• Items listed in a dataset
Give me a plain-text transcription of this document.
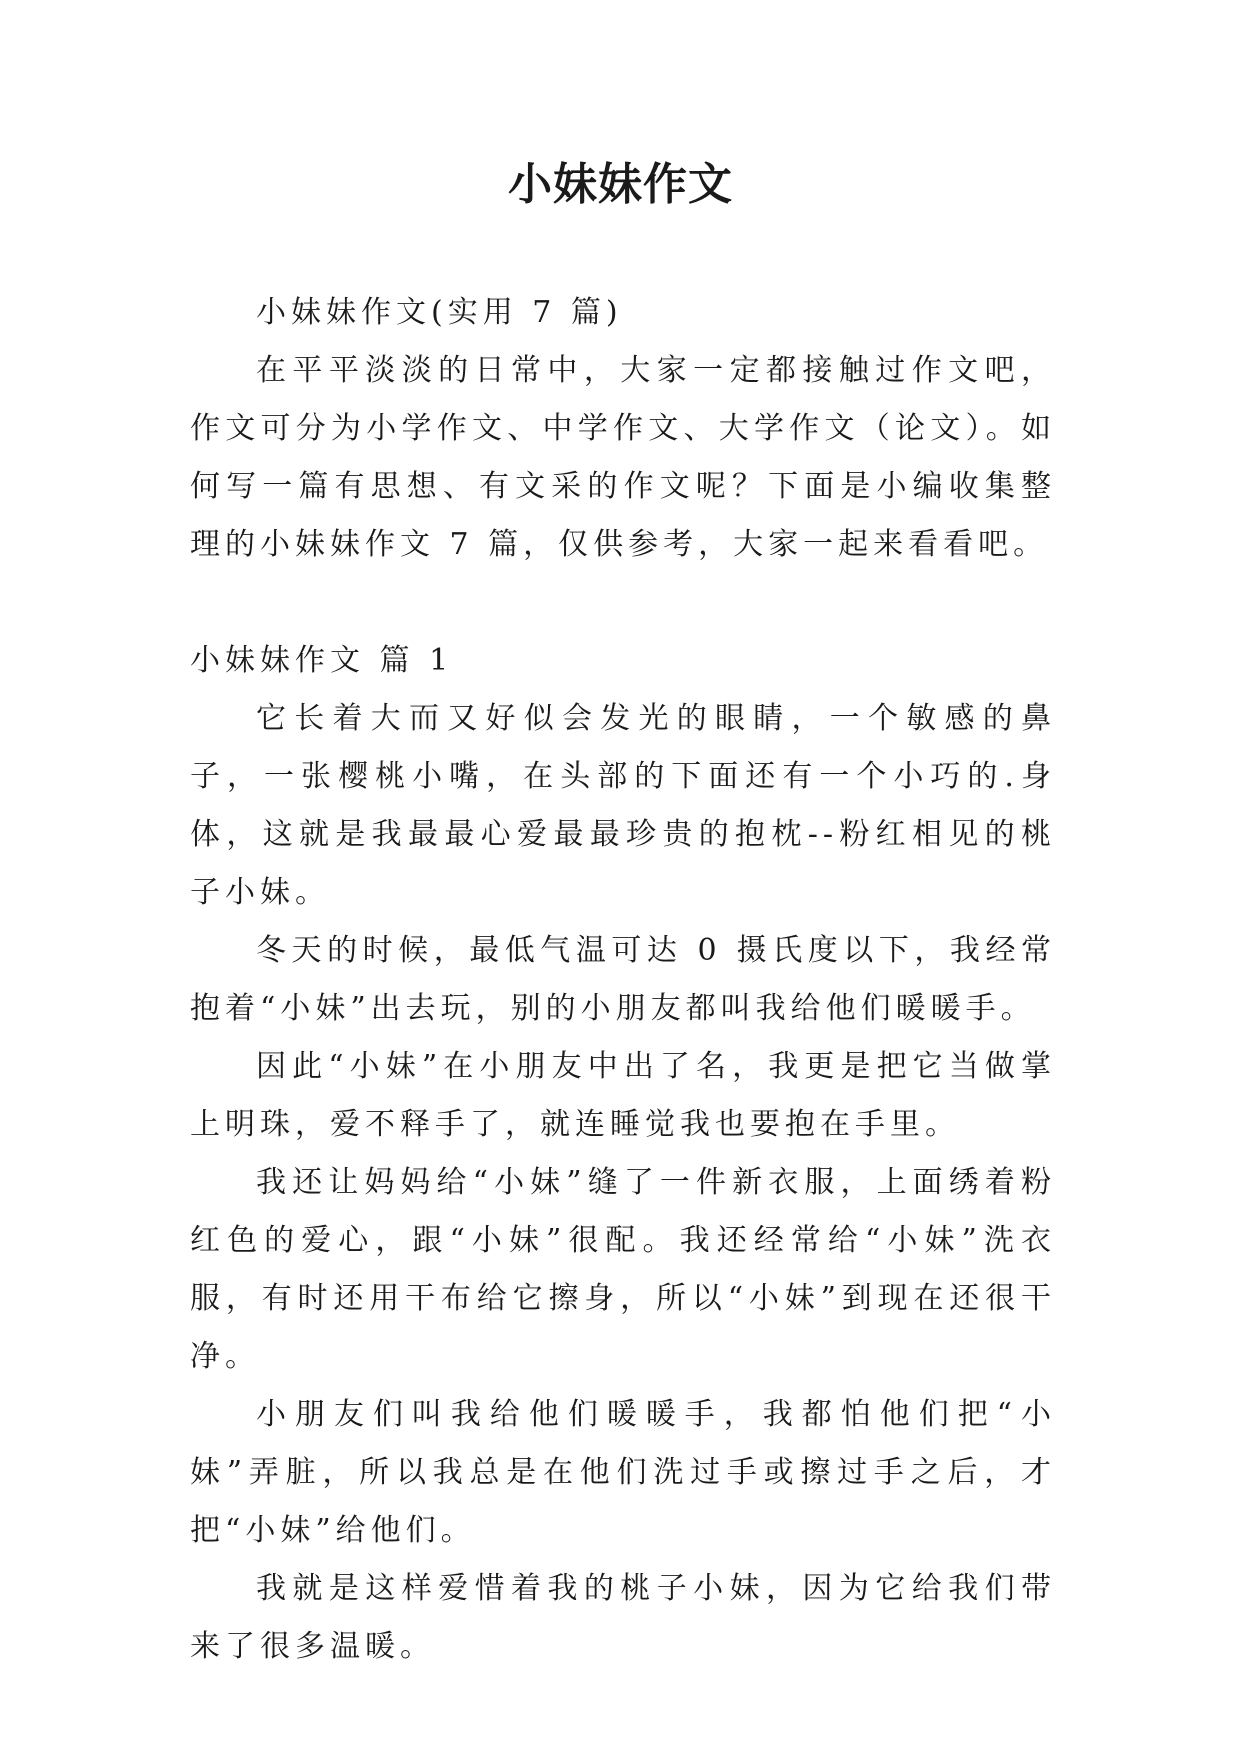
小妹妹作文

小妹妹作文(实用 7 篇)

在平平淡淡的日常中，大家一定都接触过作文吧，作文可分为小学作文、中学作文、大学作文（论文）。如何写一篇有思想、有文采的作文呢？下面是小编收集整理的小妹妹作文 7 篇，仅供参考，大家一起来看看吧。

小妹妹作文 篇 1

它长着大而又好似会发光的眼睛，一个敏感的鼻子，一张樱桃小嘴，在头部的下面还有一个小巧的.身体，这就是我最最心爱最最珍贵的抱枕--粉红相见的桃子小妹。

冬天的时候，最低气温可达 0 摄氏度以下，我经常抱着“小妹”出去玩，别的小朋友都叫我给他们暖暖手。

因此“小妹”在小朋友中出了名，我更是把它当做掌上明珠，爱不释手了，就连睡觉我也要抱在手里。

我还让妈妈给“小妹”缝了一件新衣服，上面绣着粉红色的爱心，跟“小妹”很配。我还经常给“小妹”洗衣服，有时还用干布给它擦身，所以“小妹”到现在还很干净。

小朋友们叫我给他们暖暖手，我都怕他们把“小妹”弄脏，所以我总是在他们洗过手或擦过手之后，才把“小妹”给他们。

我就是这样爱惜着我的桃子小妹，因为它给我们带来了很多温暖。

• What you should do
Restate the whole of the material word for word without the pictures.

• Solution to the exercise
Give me a plain-text transcription of this document.
小妹妹作文

小妹妹作文(实用 7 篇)

在平平淡淡的日常中，大家一定都接触过作文吧，作文可分为小学作文、中学作文、大学作文（论文）。如何写一篇有思想、有文采的作文呢？下面是小编收集整理的小妹妹作文 7 篇，仅供参考，大家一起来看看吧。

小妹妹作文 篇 1

它长着大而又好似会发光的眼睛，一个敏感的鼻子，一张樱桃小嘴，在头部的下面还有一个小巧的.身体，这就是我最最心爱最最珍贵的抱枕--粉红相见的桃子小妹。

冬天的时候，最低气温可达 0 摄氏度以下，我经常抱着“小妹”出去玩，别的小朋友都叫我给他们暖暖手。

因此“小妹”在小朋友中出了名，我更是把它当做掌上明珠，爱不释手了，就连睡觉我也要抱在手里。

我还让妈妈给“小妹”缝了一件新衣服，上面绣着粉红色的爱心，跟“小妹”很配。我还经常给“小妹”洗衣服，有时还用干布给它擦身，所以“小妹”到现在还很干净。

小朋友们叫我给他们暖暖手，我都怕他们把“小妹”弄脏，所以我总是在他们洗过手或擦过手之后，才把“小妹”给他们。

我就是这样爱惜着我的桃子小妹，因为它给我们带来了很多温暖。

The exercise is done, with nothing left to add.